Print the records again, character for character.

A run of records
---

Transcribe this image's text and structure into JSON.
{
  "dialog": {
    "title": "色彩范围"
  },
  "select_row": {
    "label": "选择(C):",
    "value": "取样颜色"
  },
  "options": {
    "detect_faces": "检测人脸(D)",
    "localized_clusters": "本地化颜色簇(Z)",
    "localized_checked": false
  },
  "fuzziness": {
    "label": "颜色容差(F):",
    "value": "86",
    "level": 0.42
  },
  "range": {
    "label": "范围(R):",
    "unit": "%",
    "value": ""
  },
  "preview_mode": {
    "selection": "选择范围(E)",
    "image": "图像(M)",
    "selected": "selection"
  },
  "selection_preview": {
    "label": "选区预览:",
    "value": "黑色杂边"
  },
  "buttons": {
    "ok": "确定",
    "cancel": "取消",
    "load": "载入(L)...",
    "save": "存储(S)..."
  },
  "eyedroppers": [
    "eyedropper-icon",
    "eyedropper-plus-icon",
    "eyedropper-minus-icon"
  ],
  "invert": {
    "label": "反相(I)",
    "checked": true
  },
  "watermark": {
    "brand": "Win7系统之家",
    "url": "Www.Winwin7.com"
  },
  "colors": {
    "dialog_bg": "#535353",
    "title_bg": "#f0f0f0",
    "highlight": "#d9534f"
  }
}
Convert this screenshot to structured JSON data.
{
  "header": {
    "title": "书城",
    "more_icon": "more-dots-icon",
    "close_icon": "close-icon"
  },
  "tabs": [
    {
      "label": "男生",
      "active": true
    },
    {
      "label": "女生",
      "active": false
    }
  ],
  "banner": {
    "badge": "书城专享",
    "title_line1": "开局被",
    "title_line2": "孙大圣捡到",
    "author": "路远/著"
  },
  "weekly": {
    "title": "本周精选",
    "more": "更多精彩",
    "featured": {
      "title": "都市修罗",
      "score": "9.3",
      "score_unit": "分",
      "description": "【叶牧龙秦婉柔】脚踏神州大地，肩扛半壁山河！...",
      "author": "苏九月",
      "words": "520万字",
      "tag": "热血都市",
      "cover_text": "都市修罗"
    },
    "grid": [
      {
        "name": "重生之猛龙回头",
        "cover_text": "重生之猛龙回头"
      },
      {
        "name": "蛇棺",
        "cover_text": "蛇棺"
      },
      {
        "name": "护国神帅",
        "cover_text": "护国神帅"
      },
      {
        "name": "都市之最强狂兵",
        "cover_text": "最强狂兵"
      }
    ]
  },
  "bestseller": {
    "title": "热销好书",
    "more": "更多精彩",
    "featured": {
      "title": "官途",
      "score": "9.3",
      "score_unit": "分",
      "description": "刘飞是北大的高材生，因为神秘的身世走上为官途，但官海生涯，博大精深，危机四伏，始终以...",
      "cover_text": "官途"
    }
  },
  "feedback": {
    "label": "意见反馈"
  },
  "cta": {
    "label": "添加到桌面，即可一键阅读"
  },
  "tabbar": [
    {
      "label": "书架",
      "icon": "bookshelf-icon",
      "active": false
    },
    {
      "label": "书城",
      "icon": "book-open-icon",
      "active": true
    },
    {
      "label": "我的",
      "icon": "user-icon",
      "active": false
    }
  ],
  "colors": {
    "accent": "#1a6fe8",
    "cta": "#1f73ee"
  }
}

---

_Written answer_:
Transcribe this image's text and structure into JSON.
{
  "dialog": {
    "title": "色彩范围"
  },
  "select_row": {
    "label": "选择(C):",
    "value": "取样颜色"
  },
  "options": {
    "detect_faces": "检测人脸(D)",
    "localized_clusters": "本地化颜色簇(Z)",
    "localized_checked": false
  },
  "fuzziness": {
    "label": "颜色容差(F):",
    "value": "86",
    "level": 0.42
  },
  "range": {
    "label": "范围(R):",
    "unit": "%",
    "value": ""
  },
  "preview_mode": {
    "selection": "选择范围(E)",
    "image": "图像(M)",
    "selected": "selection"
  },
  "selection_preview": {
    "label": "选区预览:",
    "value": "黑色杂边"
  },
  "buttons": {
    "ok": "确定",
    "cancel": "取消",
    "load": "载入(L)...",
    "save": "存储(S)..."
  },
  "eyedroppers": [
    "eyedropper-icon",
    "eyedropper-plus-icon",
    "eyedropper-minus-icon"
  ],
  "invert": {
    "label": "反相(I)",
    "checked": true
  },
  "watermark": {
    "brand": "Win7系统之家",
    "url": "Www.Winwin7.com"
  },
  "colors": {
    "dialog_bg": "#535353",
    "title_bg": "#f0f0f0",
    "highlight": "#d9534f"
  }
}
Convert this screenshot to structured JSON data.
{
  "header": {
    "title": "书城",
    "more_icon": "more-dots-icon",
    "close_icon": "close-icon"
  },
  "tabs": [
    {
      "label": "男生",
      "active": true
    },
    {
      "label": "女生",
      "active": false
    }
  ],
  "banner": {
    "badge": "书城专享",
    "title_line1": "开局被",
    "title_line2": "孙大圣捡到",
    "author": "路远/著"
  },
  "weekly": {
    "title": "本周精选",
    "more": "更多精彩",
    "featured": {
      "title": "都市修罗",
      "score": "9.3",
      "score_unit": "分",
      "description": "【叶牧龙秦婉柔】脚踏神州大地，肩扛半壁山河！...",
      "author": "苏九月",
      "words": "520万字",
      "tag": "热血都市",
      "cover_text": "都市修罗"
    },
    "grid": [
      {
        "name": "重生之猛龙回头",
        "cover_text": "重生之猛龙回头"
      },
      {
        "name": "蛇棺",
        "cover_text": "蛇棺"
      },
      {
        "name": "护国神帅",
        "cover_text": "护国神帅"
      },
      {
        "name": "都市之最强狂兵",
        "cover_text": "最强狂兵"
      }
    ]
  },
  "bestseller": {
    "title": "热销好书",
    "more": "更多精彩",
    "featured": {
      "title": "官途",
      "score": "9.3",
      "score_unit": "分",
      "description": "刘飞是北大的高材生，因为神秘的身世走上为官途，但官海生涯，博大精深，危机四伏，始终以...",
      "cover_text": "官途"
    }
  },
  "feedback": {
    "label": "意见反馈"
  },
  "cta": {
    "label": "添加到桌面，即可一键阅读"
  },
  "tabbar": [
    {
      "label": "书架",
      "icon": "bookshelf-icon",
      "active": false
    },
    {
      "label": "书城",
      "icon": "book-open-icon",
      "active": true
    },
    {
      "label": "我的",
      "icon": "user-icon",
      "active": false
    }
  ],
  "colors": {
    "accent": "#1a6fe8",
    "cta": "#1f73ee"
  }
}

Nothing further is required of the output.